> [Given exercise]:
Could you write out every record below exactly, leaving out any pictures?

>> Begin Dataset entries

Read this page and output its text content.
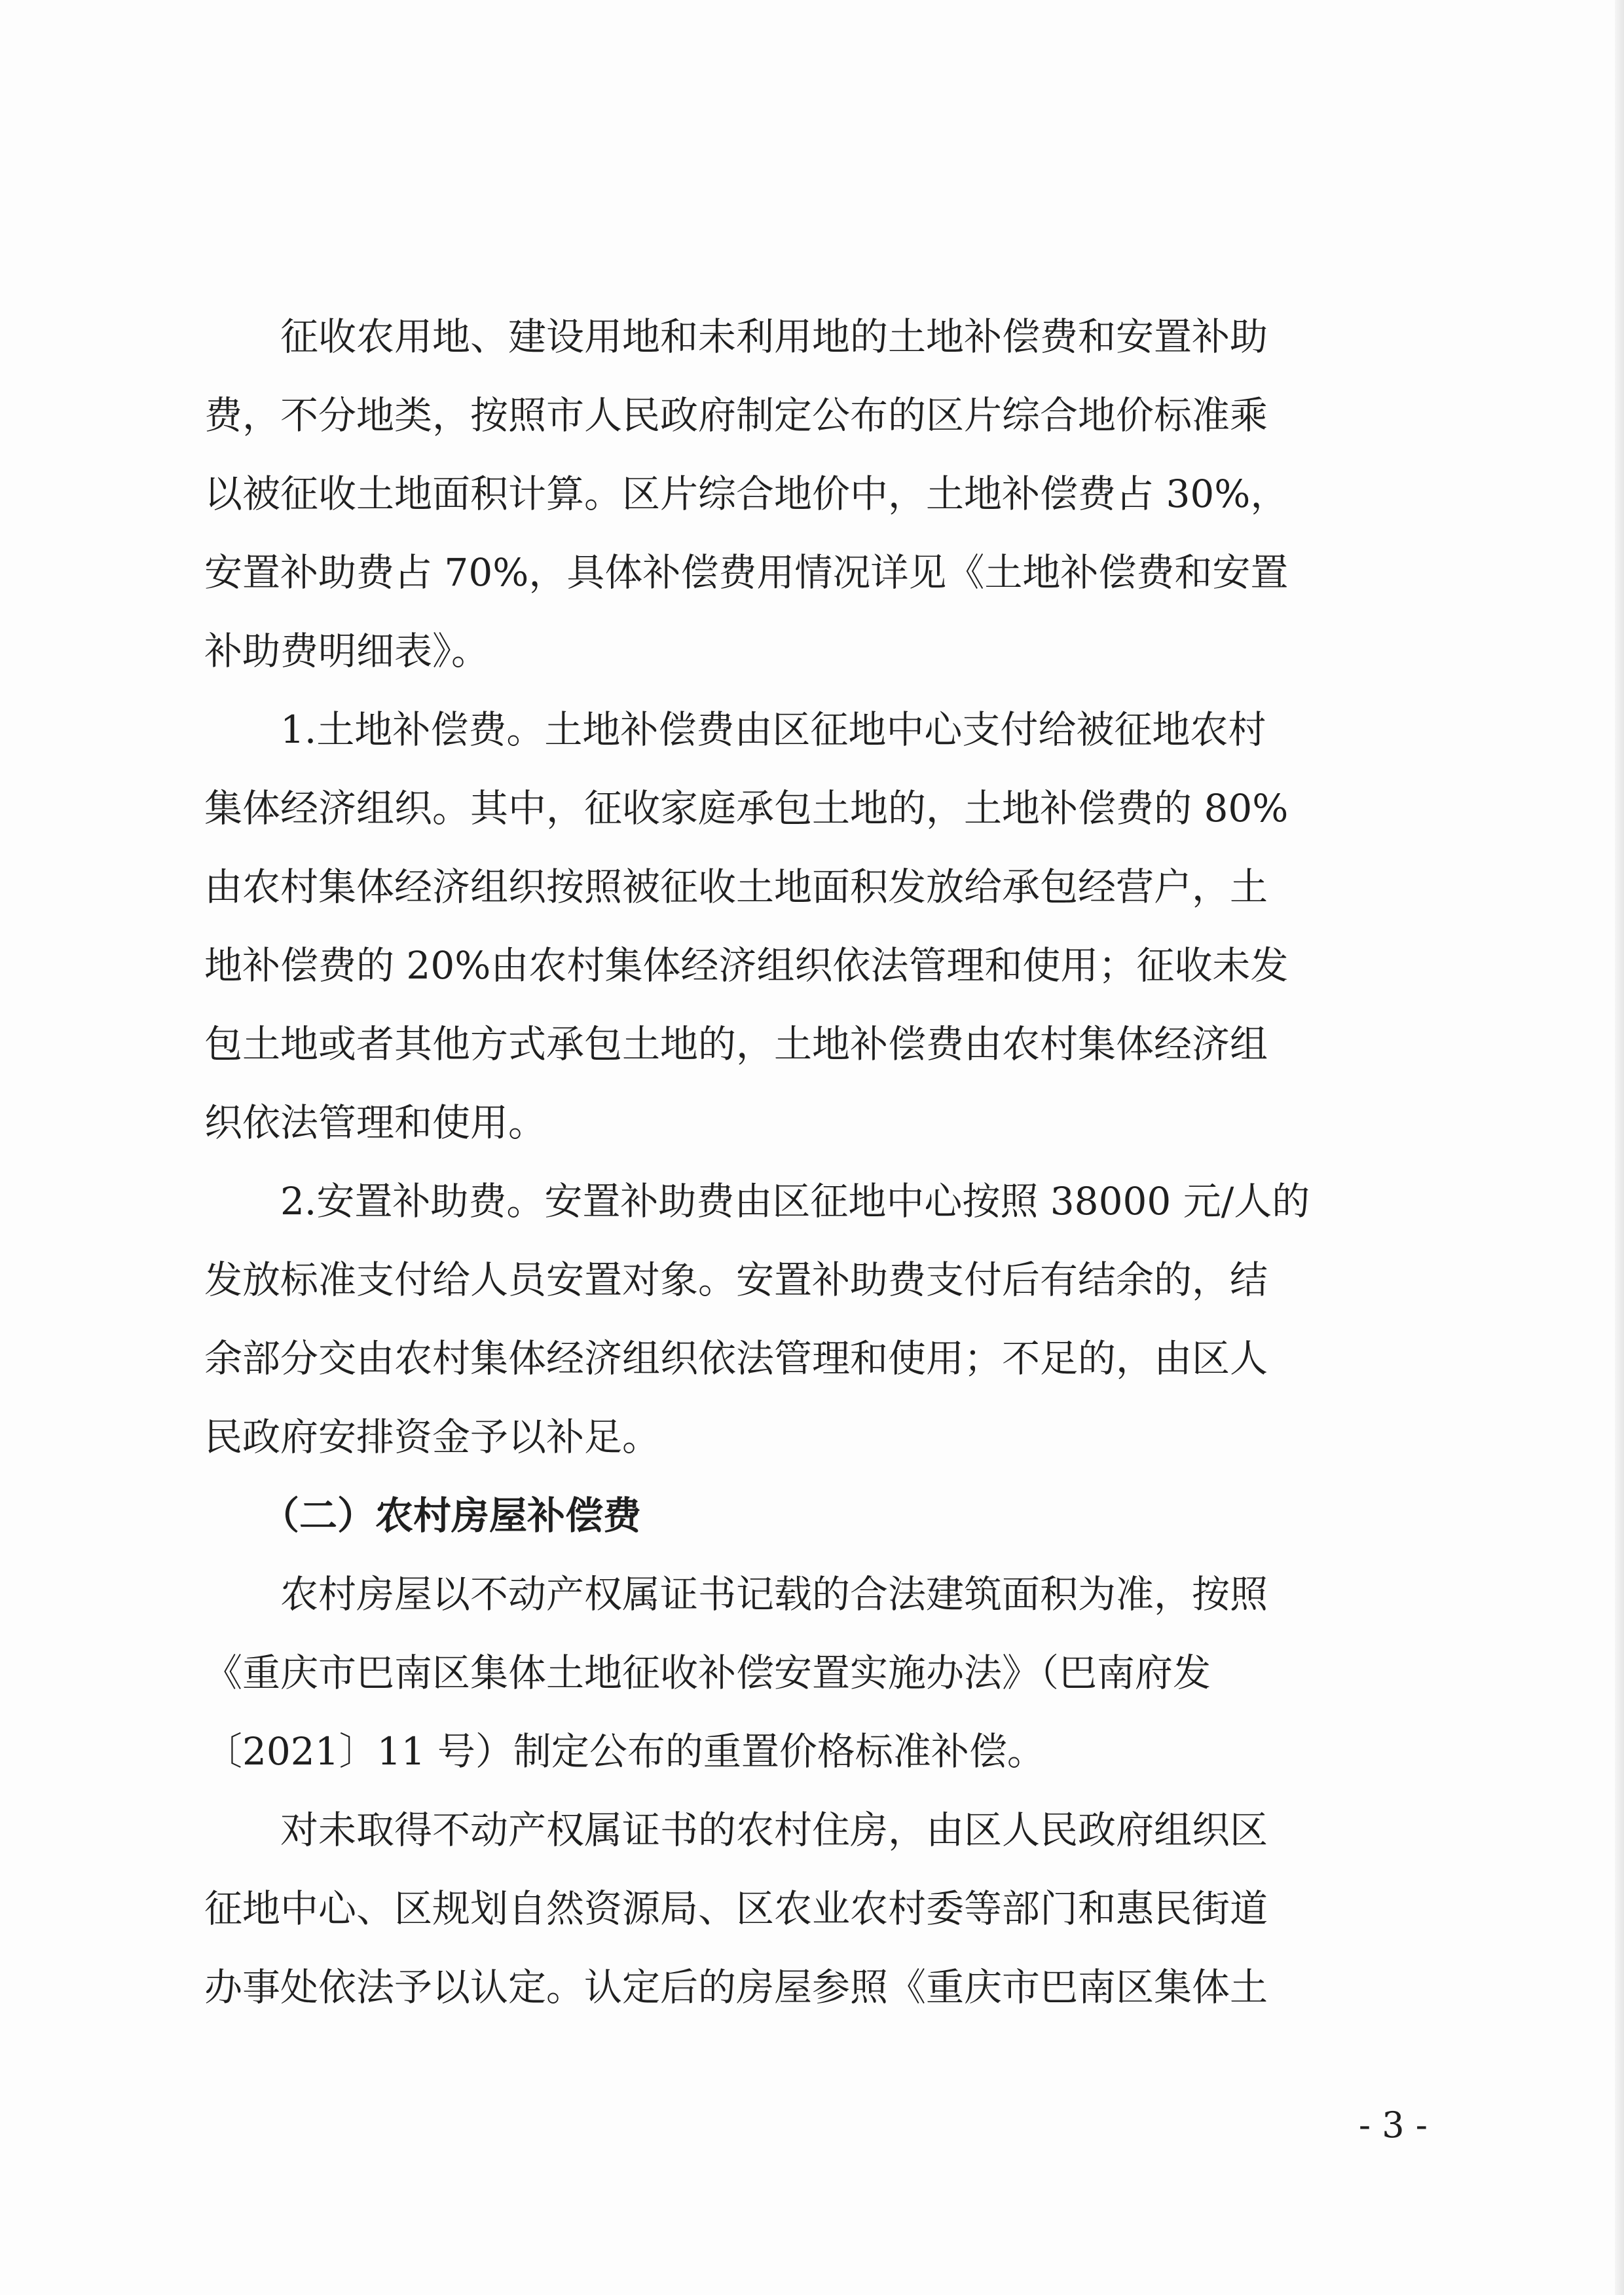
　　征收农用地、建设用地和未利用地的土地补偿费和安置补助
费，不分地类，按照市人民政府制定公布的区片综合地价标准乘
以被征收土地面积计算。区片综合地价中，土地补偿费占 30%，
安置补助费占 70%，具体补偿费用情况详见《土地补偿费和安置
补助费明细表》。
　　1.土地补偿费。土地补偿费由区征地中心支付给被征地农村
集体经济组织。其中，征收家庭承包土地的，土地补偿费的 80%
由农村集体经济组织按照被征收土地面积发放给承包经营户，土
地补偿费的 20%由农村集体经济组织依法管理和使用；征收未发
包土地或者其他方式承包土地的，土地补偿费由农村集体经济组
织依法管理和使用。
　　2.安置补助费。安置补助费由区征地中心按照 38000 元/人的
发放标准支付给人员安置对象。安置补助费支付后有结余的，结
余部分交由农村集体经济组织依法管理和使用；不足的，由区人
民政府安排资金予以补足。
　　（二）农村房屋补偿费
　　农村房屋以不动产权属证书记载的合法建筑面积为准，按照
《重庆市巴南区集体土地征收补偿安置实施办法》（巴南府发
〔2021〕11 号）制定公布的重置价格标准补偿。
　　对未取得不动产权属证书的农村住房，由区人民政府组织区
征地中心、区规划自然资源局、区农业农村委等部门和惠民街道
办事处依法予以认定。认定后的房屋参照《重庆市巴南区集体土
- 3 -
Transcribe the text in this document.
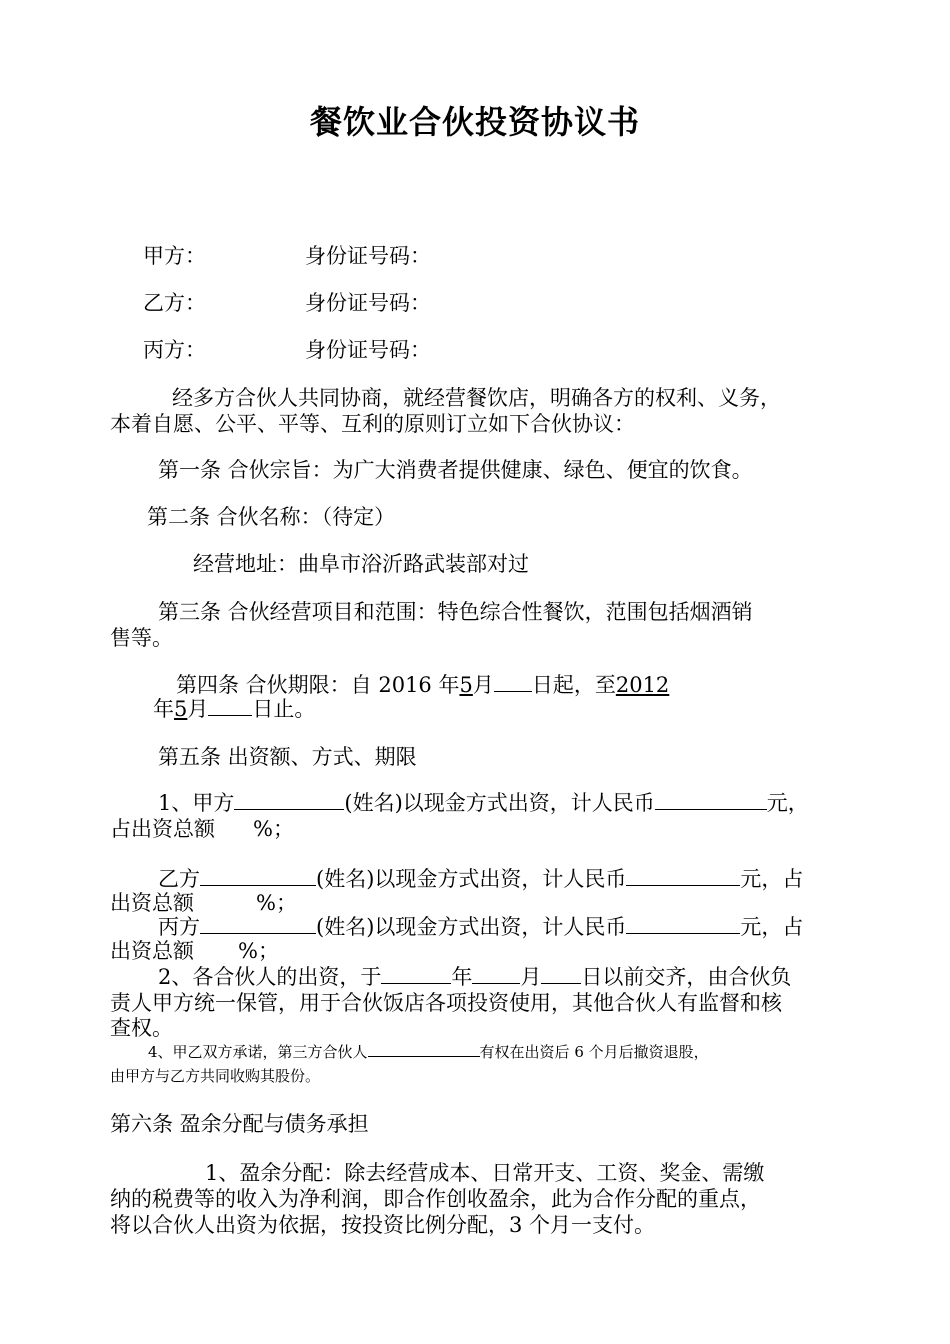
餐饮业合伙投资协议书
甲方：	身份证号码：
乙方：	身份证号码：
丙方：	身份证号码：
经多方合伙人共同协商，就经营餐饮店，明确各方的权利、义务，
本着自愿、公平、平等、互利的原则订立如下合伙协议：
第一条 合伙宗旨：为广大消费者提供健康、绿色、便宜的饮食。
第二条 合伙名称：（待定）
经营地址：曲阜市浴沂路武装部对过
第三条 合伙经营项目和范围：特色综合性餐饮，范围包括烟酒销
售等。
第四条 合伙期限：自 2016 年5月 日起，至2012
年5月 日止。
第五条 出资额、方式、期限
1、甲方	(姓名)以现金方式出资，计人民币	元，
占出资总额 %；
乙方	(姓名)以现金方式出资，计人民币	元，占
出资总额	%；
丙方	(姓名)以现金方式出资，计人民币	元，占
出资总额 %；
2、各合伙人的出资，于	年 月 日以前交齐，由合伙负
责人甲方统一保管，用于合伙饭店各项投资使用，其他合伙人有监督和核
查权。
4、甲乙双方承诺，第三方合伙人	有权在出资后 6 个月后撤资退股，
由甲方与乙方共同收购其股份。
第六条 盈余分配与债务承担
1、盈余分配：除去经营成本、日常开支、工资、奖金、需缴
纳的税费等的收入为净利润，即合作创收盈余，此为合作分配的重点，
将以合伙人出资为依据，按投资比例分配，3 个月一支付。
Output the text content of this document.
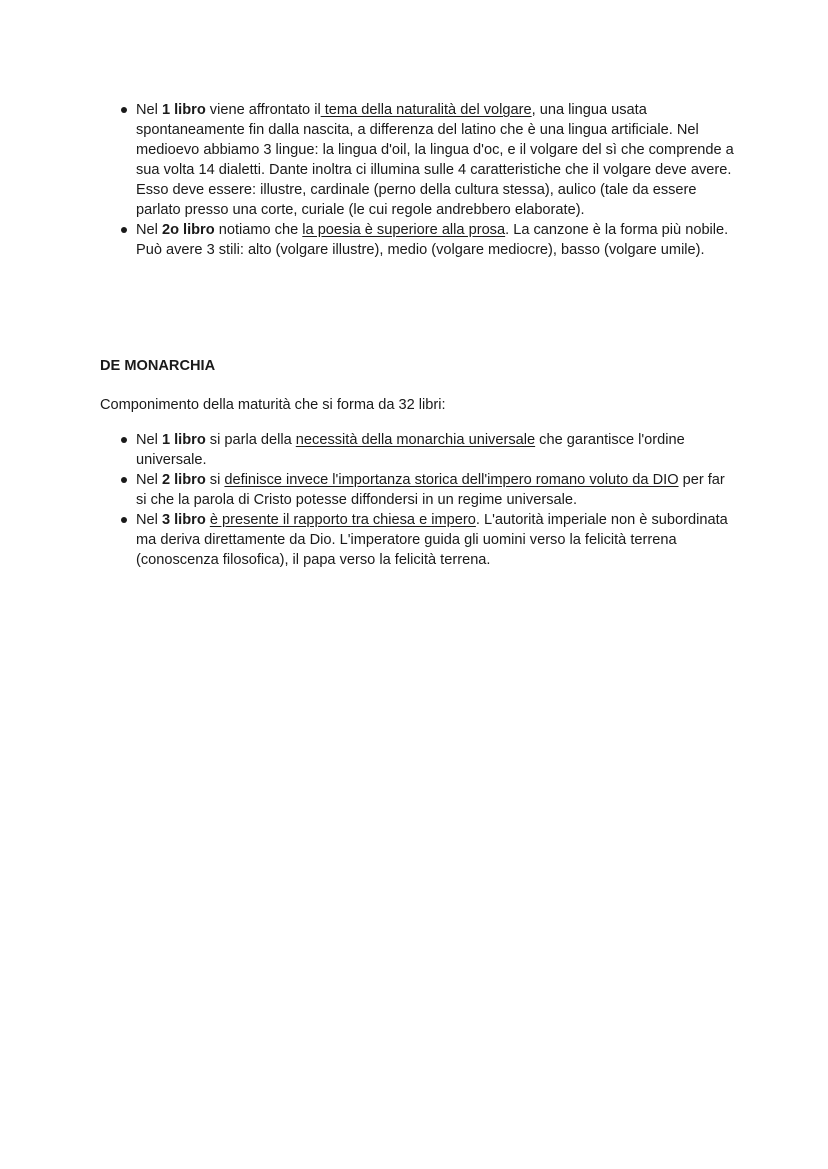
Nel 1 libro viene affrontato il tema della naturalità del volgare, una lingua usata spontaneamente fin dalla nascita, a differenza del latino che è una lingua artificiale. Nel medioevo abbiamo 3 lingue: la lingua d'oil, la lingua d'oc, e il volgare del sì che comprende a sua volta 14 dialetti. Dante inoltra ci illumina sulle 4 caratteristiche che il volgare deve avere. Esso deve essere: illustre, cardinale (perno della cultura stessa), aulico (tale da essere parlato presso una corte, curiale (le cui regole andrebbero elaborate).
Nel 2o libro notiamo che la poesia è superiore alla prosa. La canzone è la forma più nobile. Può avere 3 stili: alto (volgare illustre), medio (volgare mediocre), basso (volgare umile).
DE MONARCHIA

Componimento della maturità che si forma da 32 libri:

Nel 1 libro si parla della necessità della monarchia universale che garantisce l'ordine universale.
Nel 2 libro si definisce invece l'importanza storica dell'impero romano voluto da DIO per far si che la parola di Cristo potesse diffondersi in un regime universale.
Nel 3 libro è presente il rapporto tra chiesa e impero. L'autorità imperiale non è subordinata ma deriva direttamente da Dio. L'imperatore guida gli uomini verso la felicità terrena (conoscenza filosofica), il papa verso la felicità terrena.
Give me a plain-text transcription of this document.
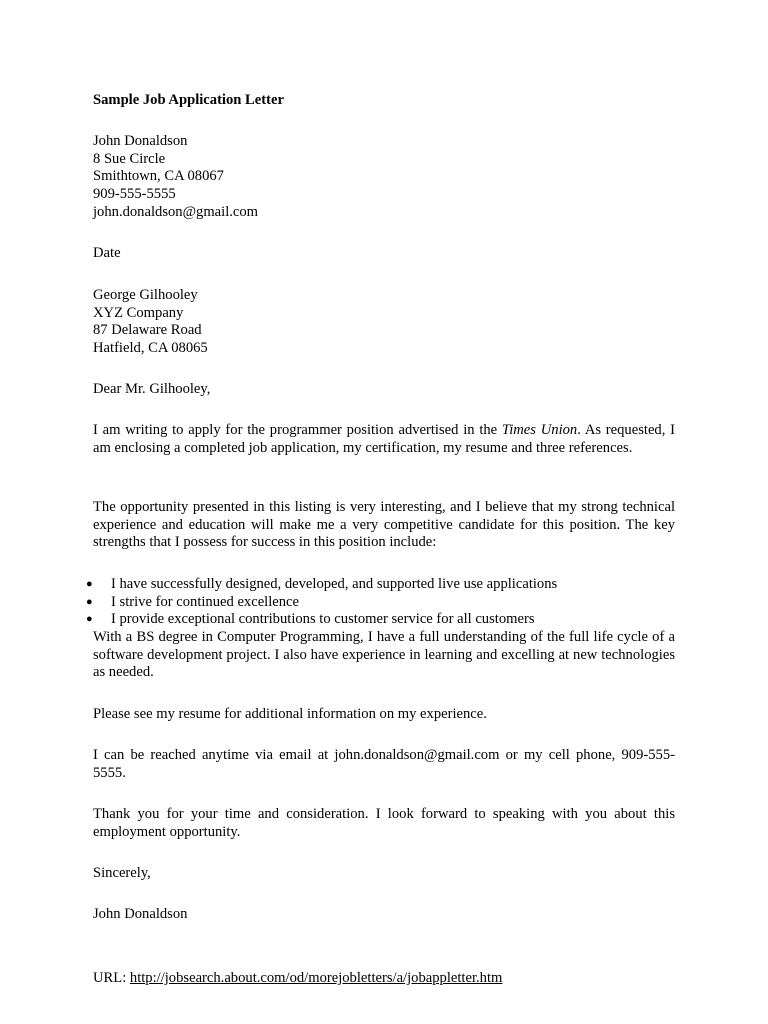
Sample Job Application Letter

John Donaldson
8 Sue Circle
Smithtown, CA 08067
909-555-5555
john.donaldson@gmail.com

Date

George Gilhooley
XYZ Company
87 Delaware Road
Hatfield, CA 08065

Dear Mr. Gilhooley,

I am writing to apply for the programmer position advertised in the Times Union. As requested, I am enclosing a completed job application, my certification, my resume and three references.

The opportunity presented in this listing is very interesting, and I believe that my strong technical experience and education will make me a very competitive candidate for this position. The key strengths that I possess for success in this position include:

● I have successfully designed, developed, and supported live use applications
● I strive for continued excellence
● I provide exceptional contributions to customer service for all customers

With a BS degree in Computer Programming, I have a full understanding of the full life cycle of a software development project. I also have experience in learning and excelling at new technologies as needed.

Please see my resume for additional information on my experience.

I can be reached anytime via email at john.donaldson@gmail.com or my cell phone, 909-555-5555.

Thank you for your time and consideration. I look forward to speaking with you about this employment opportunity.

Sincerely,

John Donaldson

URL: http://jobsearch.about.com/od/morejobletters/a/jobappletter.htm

>> End Dataset entries

> [Answer for this exercise]:
Read this page and output its text content.
　　征收农用地、建设用地和未利用地的土地补偿费和安置补助
费，不分地类，按照市人民政府制定公布的区片综合地价标准乘
以被征收土地面积计算。区片综合地价中，土地补偿费占 30%，
安置补助费占 70%，具体补偿费用情况详见《土地补偿费和安置
补助费明细表》。
　　1.土地补偿费。土地补偿费由区征地中心支付给被征地农村
集体经济组织。其中，征收家庭承包土地的，土地补偿费的 80%
由农村集体经济组织按照被征收土地面积发放给承包经营户，土
地补偿费的 20%由农村集体经济组织依法管理和使用；征收未发
包土地或者其他方式承包土地的，土地补偿费由农村集体经济组
织依法管理和使用。
　　2.安置补助费。安置补助费由区征地中心按照 38000 元/人的
发放标准支付给人员安置对象。安置补助费支付后有结余的，结
余部分交由农村集体经济组织依法管理和使用；不足的，由区人
民政府安排资金予以补足。
　　（二）农村房屋补偿费
　　农村房屋以不动产权属证书记载的合法建筑面积为准，按照
《重庆市巴南区集体土地征收补偿安置实施办法》（巴南府发
〔2021〕11 号）制定公布的重置价格标准补偿。
　　对未取得不动产权属证书的农村住房，由区人民政府组织区
征地中心、区规划自然资源局、区农业农村委等部门和惠民街道
办事处依法予以认定。认定后的房屋参照《重庆市巴南区集体土
- 3 -
Transcribe the text in this document.
餐饮业合伙投资协议书
甲方：	身份证号码：
乙方：	身份证号码：
丙方：	身份证号码：
经多方合伙人共同协商，就经营餐饮店，明确各方的权利、义务，
本着自愿、公平、平等、互利的原则订立如下合伙协议：
第一条 合伙宗旨：为广大消费者提供健康、绿色、便宜的饮食。
第二条 合伙名称：（待定）
经营地址：曲阜市浴沂路武装部对过
第三条 合伙经营项目和范围：特色综合性餐饮，范围包括烟酒销
售等。
第四条 合伙期限：自 2016 年5月 日起，至2012
年5月 日止。
第五条 出资额、方式、期限
1、甲方	(姓名)以现金方式出资，计人民币	元，
占出资总额 %；
乙方	(姓名)以现金方式出资，计人民币	元，占
出资总额	%；
丙方	(姓名)以现金方式出资，计人民币	元，占
出资总额 %；
2、各合伙人的出资，于	年 月 日以前交齐，由合伙负
责人甲方统一保管，用于合伙饭店各项投资使用，其他合伙人有监督和核
查权。
4、甲乙双方承诺，第三方合伙人	有权在出资后 6 个月后撤资退股，
由甲方与乙方共同收购其股份。
第六条 盈余分配与债务承担
1、盈余分配：除去经营成本、日常开支、工资、奖金、需缴
纳的税费等的收入为净利润，即合作创收盈余，此为合作分配的重点，
将以合伙人出资为依据，按投资比例分配，3 个月一支付。
Output the text content of this document.
Nel 1 libro viene affrontato il tema della naturalità del volgare, una lingua usata spontaneamente fin dalla nascita, a differenza del latino che è una lingua artificiale. Nel medioevo abbiamo 3 lingue: la lingua d'oil, la lingua d'oc, e il volgare del sì che comprende a sua volta 14 dialetti. Dante inoltra ci illumina sulle 4 caratteristiche che il volgare deve avere. Esso deve essere: illustre, cardinale (perno della cultura stessa), aulico (tale da essere parlato presso una corte, curiale (le cui regole andrebbero elaborate).
Nel 2o libro notiamo che la poesia è superiore alla prosa. La canzone è la forma più nobile. Può avere 3 stili: alto (volgare illustre), medio (volgare mediocre), basso (volgare umile).
DE MONARCHIA

Componimento della maturità che si forma da 32 libri:

Nel 1 libro si parla della necessità della monarchia universale che garantisce l'ordine universale.
Nel 2 libro si definisce invece l'importanza storica dell'impero romano voluto da DIO per far si che la parola di Cristo potesse diffondersi in un regime universale.
Nel 3 libro è presente il rapporto tra chiesa e impero. L'autorità imperiale non è subordinata ma deriva direttamente da Dio. L'imperatore guida gli uomini verso la felicità terrena (conoscenza filosofica), il papa verso la felicità terrena.
Give me a plain-text transcription of this document.
Sample Job Application Letter

John Donaldson
8 Sue Circle
Smithtown, CA 08067
909-555-5555
john.donaldson@gmail.com

Date

George Gilhooley
XYZ Company
87 Delaware Road
Hatfield, CA 08065

Dear Mr. Gilhooley,

I am writing to apply for the programmer position advertised in the Times Union. As requested, I am enclosing a completed job application, my certification, my resume and three references.

The opportunity presented in this listing is very interesting, and I believe that my strong technical experience and education will make me a very competitive candidate for this position. The key strengths that I possess for success in this position include:

● I have successfully designed, developed, and supported live use applications
● I strive for continued excellence
● I provide exceptional contributions to customer service for all customers

With a BS degree in Computer Programming, I have a full understanding of the full life cycle of a software development project. I also have experience in learning and excelling at new technologies as needed.

Please see my resume for additional information on my experience.

I can be reached anytime via email at john.donaldson@gmail.com or my cell phone, 909-555-5555.

Thank you for your time and consideration. I look forward to speaking with you about this employment opportunity.

Sincerely,

John Donaldson

URL: http://jobsearch.about.com/od/morejobletters/a/jobappletter.htm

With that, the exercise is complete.